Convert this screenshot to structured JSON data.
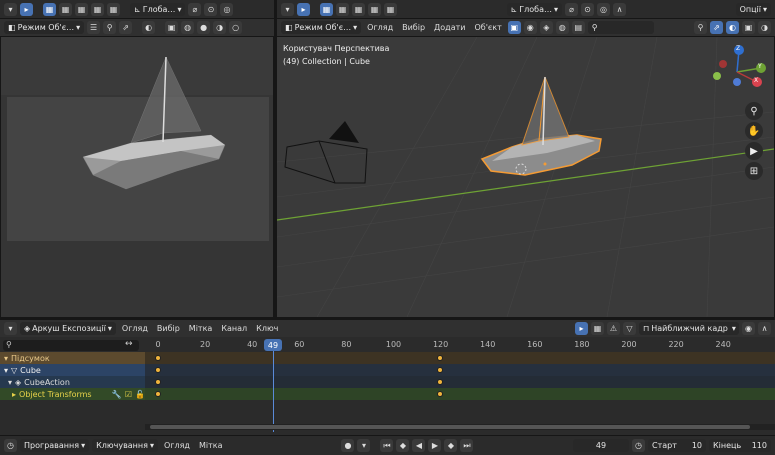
{
  "left_header": {
    "transform": "Глоба…",
    "mode": "Режим Об'є…"
  },
  "right_header": {
    "transform": "Глоба…",
    "options": "Опції",
    "mode": "Режим Об'є…",
    "menus": [
      "Огляд",
      "Вибір",
      "Додати",
      "Об'єкт"
    ]
  },
  "viewport": {
    "overlay_title": "Користувач Перспектива",
    "overlay_sub": "(49) Collection | Cube"
  },
  "gizmo": {
    "z": "Z",
    "y": "Y",
    "x": "X"
  },
  "timeline_header": {
    "editor": "Аркуш Експозиції",
    "menus": [
      "Огляд",
      "Вибір",
      "Мітка",
      "Канал",
      "Ключ"
    ],
    "snap": "Найближчий кадр"
  },
  "timeline": {
    "frames": [
      "0",
      "20",
      "40",
      "49",
      "60",
      "80",
      "100",
      "120",
      "140",
      "160",
      "180",
      "200",
      "220",
      "240"
    ],
    "current": "49",
    "channels": [
      {
        "label": "Підсумок",
        "color": "#5c4a2e"
      },
      {
        "label": "Cube",
        "color": "#2c4466"
      },
      {
        "label": "CubeAction",
        "color": "#26394f"
      },
      {
        "label": "Object Transforms",
        "color": "#324a27"
      }
    ]
  },
  "footer": {
    "menus": [
      "Програвання",
      "Ключування",
      "Огляд",
      "Мітка"
    ],
    "frame": "49",
    "start_label": "Старт",
    "start": "10",
    "end_label": "Кінець",
    "end": "110"
  },
  "colors": {
    "accent": "#4772b3",
    "select": "#f49b34",
    "grid_x": "#b43a3a",
    "grid_y": "#6ea234"
  }
}
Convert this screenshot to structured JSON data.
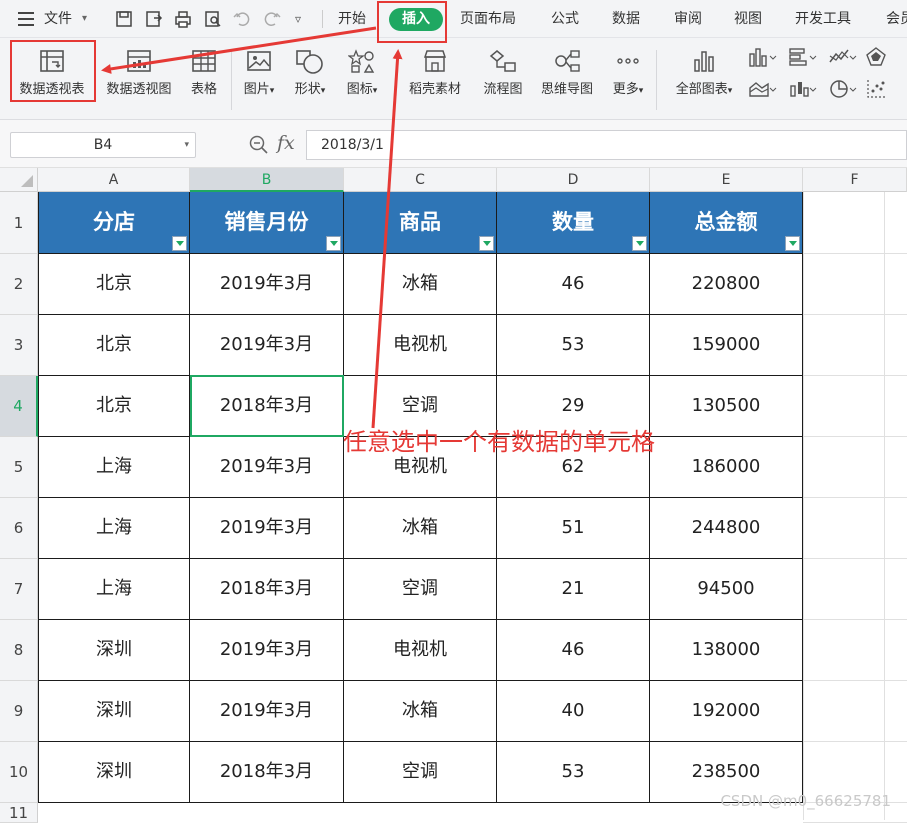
{
  "menu": {
    "file_label": "文件",
    "tabs": [
      "开始",
      "插入",
      "页面布局",
      "公式",
      "数据",
      "审阅",
      "视图",
      "开发工具",
      "会员"
    ],
    "active_tab": "插入"
  },
  "ribbon": {
    "buttons": [
      "数据透视表",
      "数据透视图",
      "表格",
      "图片",
      "形状",
      "图标",
      "稻壳素材",
      "流程图",
      "思维导图",
      "更多",
      "全部图表"
    ]
  },
  "formula_bar": {
    "cell_ref": "B4",
    "fx_symbol": "fx",
    "content": "2018/3/1"
  },
  "grid": {
    "column_headers": [
      "A",
      "B",
      "C",
      "D",
      "E",
      "F"
    ],
    "row_headers": [
      "1",
      "2",
      "3",
      "4",
      "5",
      "6",
      "7",
      "8",
      "9",
      "10",
      "11"
    ],
    "selected_cell": "B4"
  },
  "table": {
    "headers": [
      "分店",
      "销售月份",
      "商品",
      "数量",
      "总金额"
    ],
    "rows": [
      [
        "北京",
        "2019年3月",
        "冰箱",
        "46",
        "220800"
      ],
      [
        "北京",
        "2019年3月",
        "电视机",
        "53",
        "159000"
      ],
      [
        "北京",
        "2018年3月",
        "空调",
        "29",
        "130500"
      ],
      [
        "上海",
        "2019年3月",
        "电视机",
        "62",
        "186000"
      ],
      [
        "上海",
        "2019年3月",
        "冰箱",
        "51",
        "244800"
      ],
      [
        "上海",
        "2018年3月",
        "空调",
        "21",
        "94500"
      ],
      [
        "深圳",
        "2019年3月",
        "电视机",
        "46",
        "138000"
      ],
      [
        "深圳",
        "2019年3月",
        "冰箱",
        "40",
        "192000"
      ],
      [
        "深圳",
        "2018年3月",
        "空调",
        "53",
        "238500"
      ]
    ]
  },
  "annotation": {
    "text": "任意选中一个有数据的单元格",
    "color": "#e53935"
  },
  "watermark": "CSDN @m0_66625781",
  "colors": {
    "accent": "#1fa862",
    "header_fill": "#2e75b6",
    "annotation": "#e53935"
  }
}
------------
GIVEN PROBLEM. Restate each line of the records exactly; pictures do not belong in the copy.

WRITTEN RESPONSE.
Convert this screenshot to structured JSON data.
{
  "left_header": {
    "transform": "Глоба…",
    "mode": "Режим Об'є…"
  },
  "right_header": {
    "transform": "Глоба…",
    "options": "Опції",
    "mode": "Режим Об'є…",
    "menus": [
      "Огляд",
      "Вибір",
      "Додати",
      "Об'єкт"
    ]
  },
  "viewport": {
    "overlay_title": "Користувач Перспектива",
    "overlay_sub": "(49) Collection | Cube"
  },
  "gizmo": {
    "z": "Z",
    "y": "Y",
    "x": "X"
  },
  "timeline_header": {
    "editor": "Аркуш Експозиції",
    "menus": [
      "Огляд",
      "Вибір",
      "Мітка",
      "Канал",
      "Ключ"
    ],
    "snap": "Найближчий кадр"
  },
  "timeline": {
    "frames": [
      "0",
      "20",
      "40",
      "49",
      "60",
      "80",
      "100",
      "120",
      "140",
      "160",
      "180",
      "200",
      "220",
      "240"
    ],
    "current": "49",
    "channels": [
      {
        "label": "Підсумок",
        "color": "#5c4a2e"
      },
      {
        "label": "Cube",
        "color": "#2c4466"
      },
      {
        "label": "CubeAction",
        "color": "#26394f"
      },
      {
        "label": "Object Transforms",
        "color": "#324a27"
      }
    ]
  },
  "footer": {
    "menus": [
      "Програвання",
      "Ключування",
      "Огляд",
      "Мітка"
    ],
    "frame": "49",
    "start_label": "Старт",
    "start": "10",
    "end_label": "Кінець",
    "end": "110"
  },
  "colors": {
    "accent": "#4772b3",
    "select": "#f49b34",
    "grid_x": "#b43a3a",
    "grid_y": "#6ea234"
  }
}
Convert this screenshot to structured JSON data.
{
  "menu": {
    "file_label": "文件",
    "tabs": [
      "开始",
      "插入",
      "页面布局",
      "公式",
      "数据",
      "审阅",
      "视图",
      "开发工具",
      "会员"
    ],
    "active_tab": "插入"
  },
  "ribbon": {
    "buttons": [
      "数据透视表",
      "数据透视图",
      "表格",
      "图片",
      "形状",
      "图标",
      "稻壳素材",
      "流程图",
      "思维导图",
      "更多",
      "全部图表"
    ]
  },
  "formula_bar": {
    "cell_ref": "B4",
    "fx_symbol": "fx",
    "content": "2018/3/1"
  },
  "grid": {
    "column_headers": [
      "A",
      "B",
      "C",
      "D",
      "E",
      "F"
    ],
    "row_headers": [
      "1",
      "2",
      "3",
      "4",
      "5",
      "6",
      "7",
      "8",
      "9",
      "10",
      "11"
    ],
    "selected_cell": "B4"
  },
  "table": {
    "headers": [
      "分店",
      "销售月份",
      "商品",
      "数量",
      "总金额"
    ],
    "rows": [
      [
        "北京",
        "2019年3月",
        "冰箱",
        "46",
        "220800"
      ],
      [
        "北京",
        "2019年3月",
        "电视机",
        "53",
        "159000"
      ],
      [
        "北京",
        "2018年3月",
        "空调",
        "29",
        "130500"
      ],
      [
        "上海",
        "2019年3月",
        "电视机",
        "62",
        "186000"
      ],
      [
        "上海",
        "2019年3月",
        "冰箱",
        "51",
        "244800"
      ],
      [
        "上海",
        "2018年3月",
        "空调",
        "21",
        "94500"
      ],
      [
        "深圳",
        "2019年3月",
        "电视机",
        "46",
        "138000"
      ],
      [
        "深圳",
        "2019年3月",
        "冰箱",
        "40",
        "192000"
      ],
      [
        "深圳",
        "2018年3月",
        "空调",
        "53",
        "238500"
      ]
    ]
  },
  "annotation": {
    "text": "任意选中一个有数据的单元格",
    "color": "#e53935"
  },
  "watermark": "CSDN @m0_66625781",
  "colors": {
    "accent": "#1fa862",
    "header_fill": "#2e75b6",
    "annotation": "#e53935"
  }
}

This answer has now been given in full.